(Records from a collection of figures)
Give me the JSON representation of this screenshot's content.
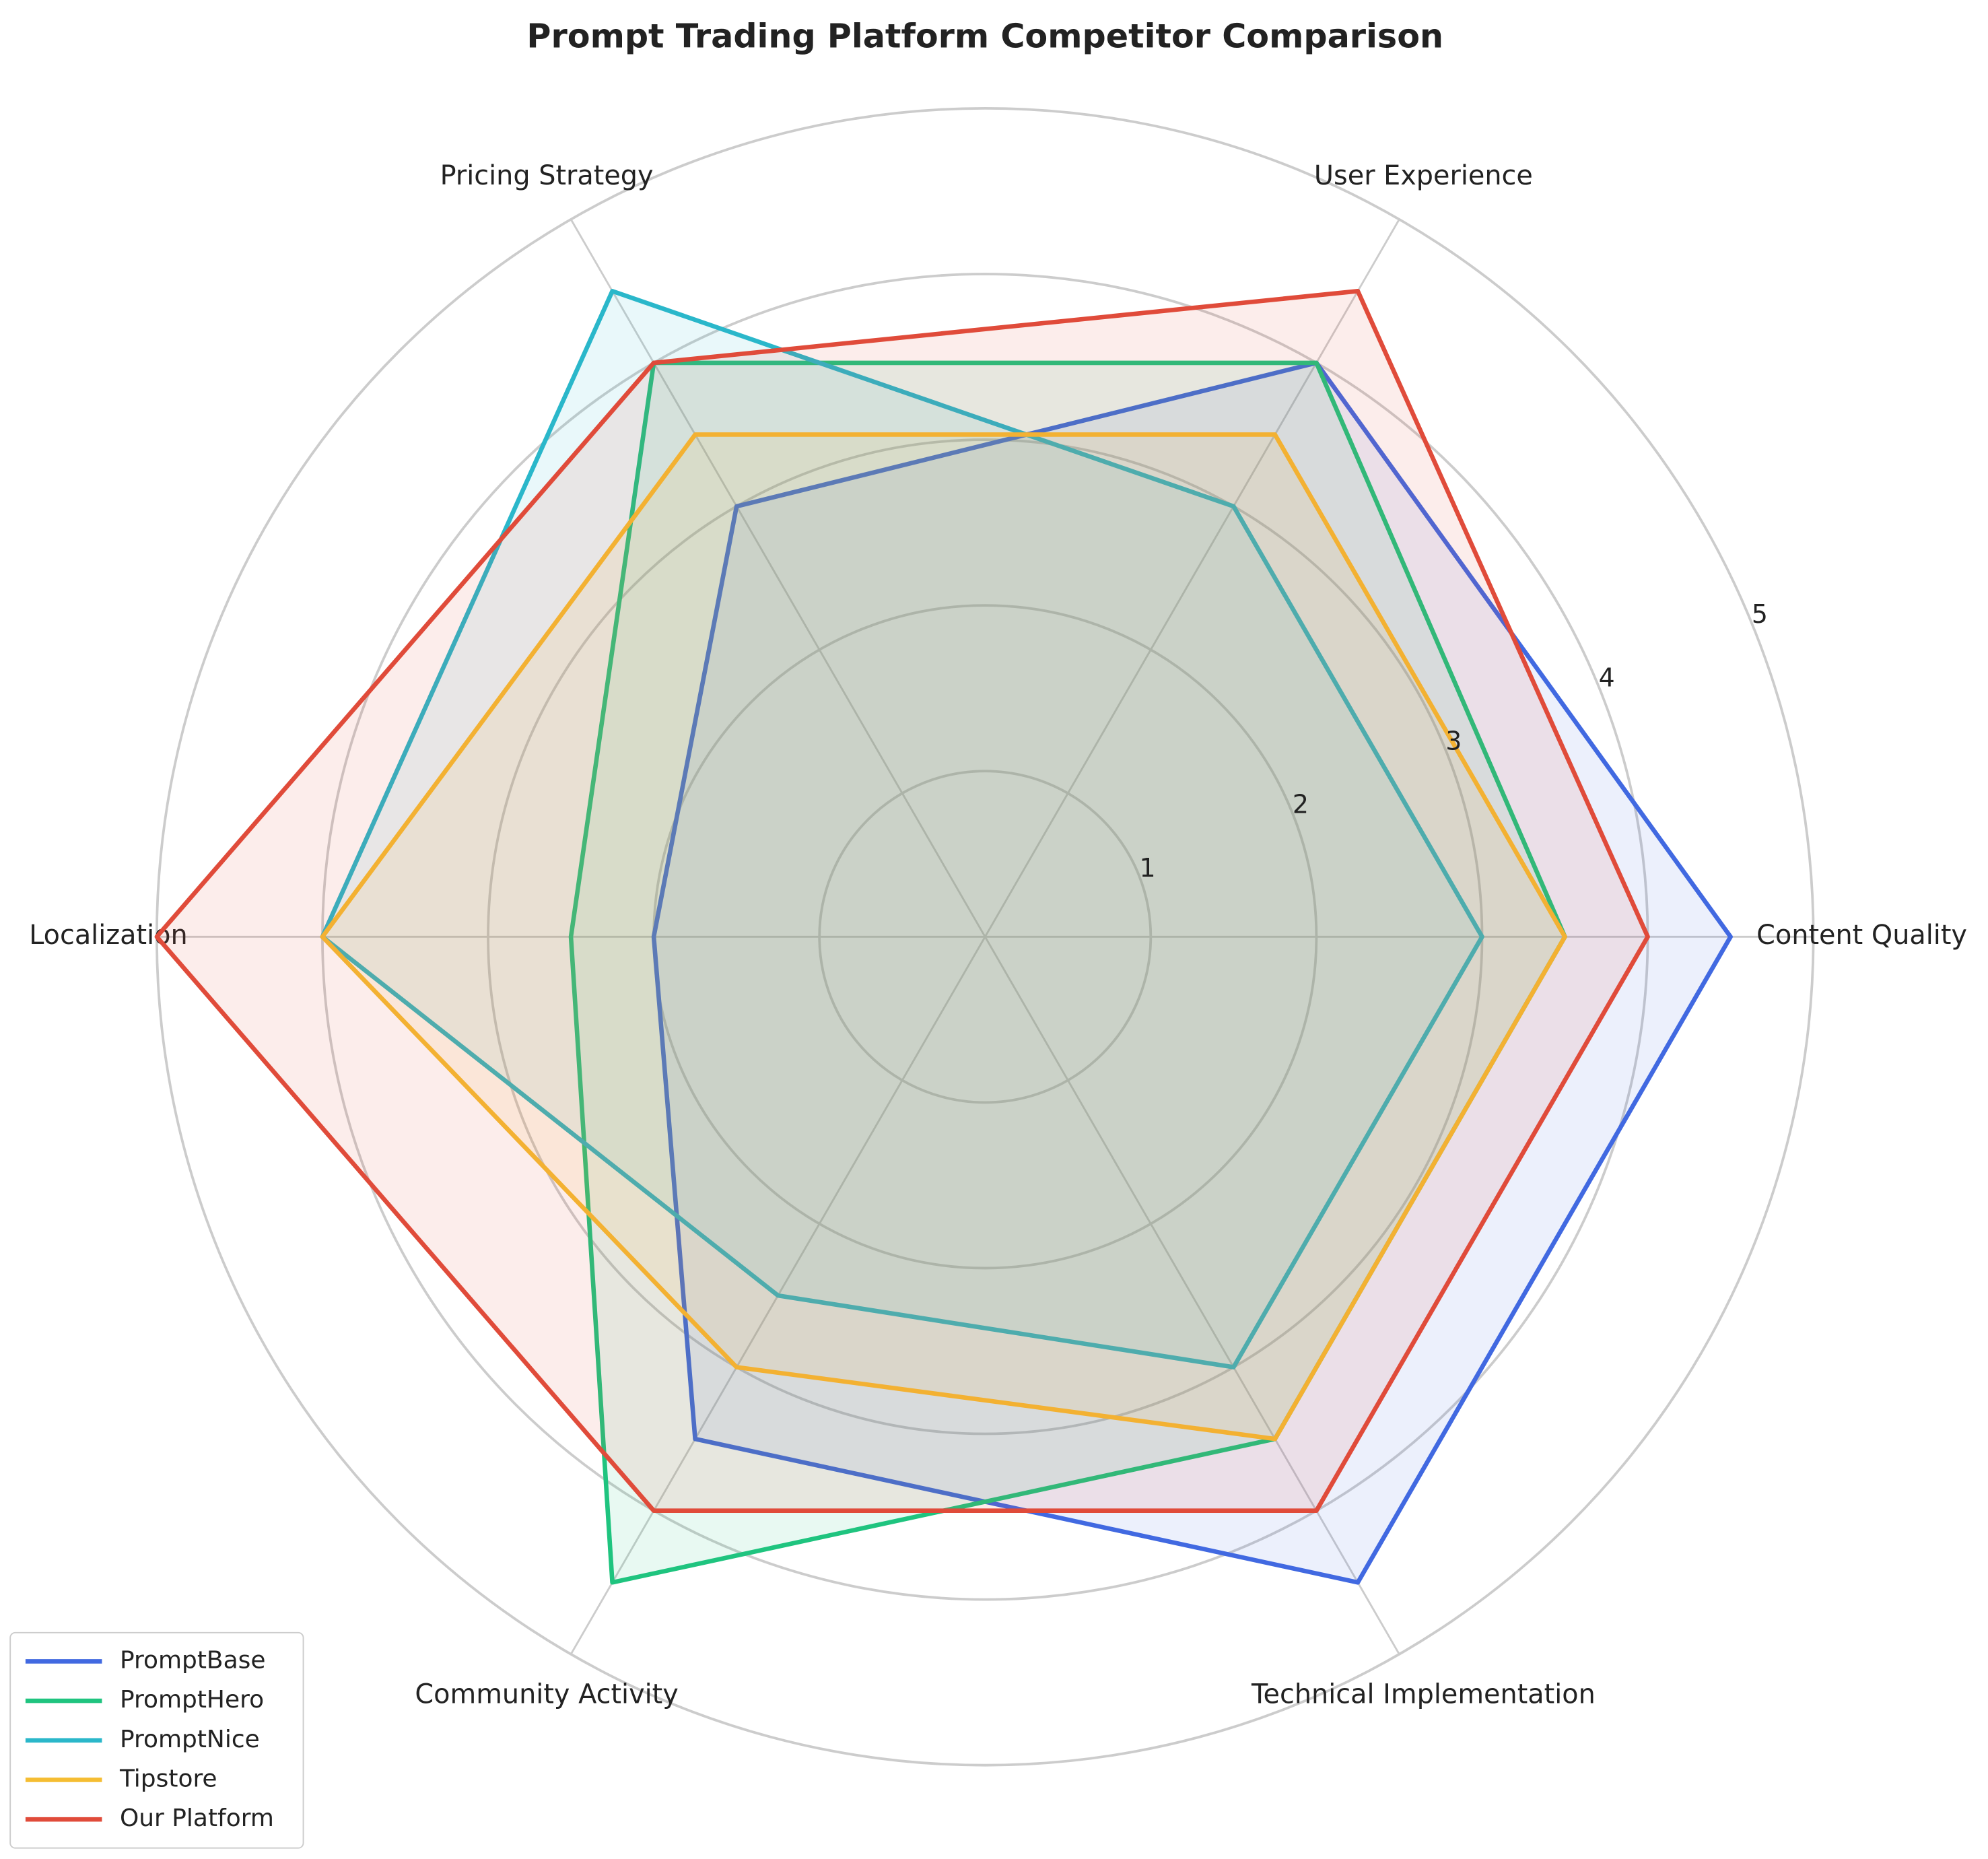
{
  "chart_data": {
    "type": "radar",
    "title": "Prompt Trading Platform Competitor Comparison",
    "categories": [
      "Content Quality",
      "User Experience",
      "Pricing Strategy",
      "Localization",
      "Community Activity",
      "Technical Implementation"
    ],
    "series": [
      {
        "name": "PromptBase",
        "color": "#4169e1",
        "values": [
          4.5,
          4.0,
          3.0,
          2.0,
          3.5,
          4.5
        ]
      },
      {
        "name": "PromptHero",
        "color": "#1fc47f",
        "values": [
          3.5,
          4.0,
          4.0,
          2.5,
          4.5,
          3.5
        ]
      },
      {
        "name": "PromptNice",
        "color": "#2ab7ca",
        "values": [
          3.0,
          3.0,
          4.5,
          4.0,
          2.5,
          3.0
        ]
      },
      {
        "name": "Tipstore",
        "color": "#f5bd32",
        "values": [
          3.5,
          3.5,
          3.5,
          4.0,
          3.0,
          3.5
        ]
      },
      {
        "name": "Our Platform",
        "color": "#e04b3a",
        "values": [
          4.0,
          4.5,
          4.0,
          5.0,
          4.0,
          4.0
        ]
      }
    ],
    "ylim": [
      0,
      5
    ],
    "yticks": [
      1,
      2,
      3,
      4,
      5
    ],
    "grid": true,
    "legend": "lower left"
  }
}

What is needed
Looking at the records above, work out how many lines include the word "color", then give that number by itself.

Solution to this exercise
5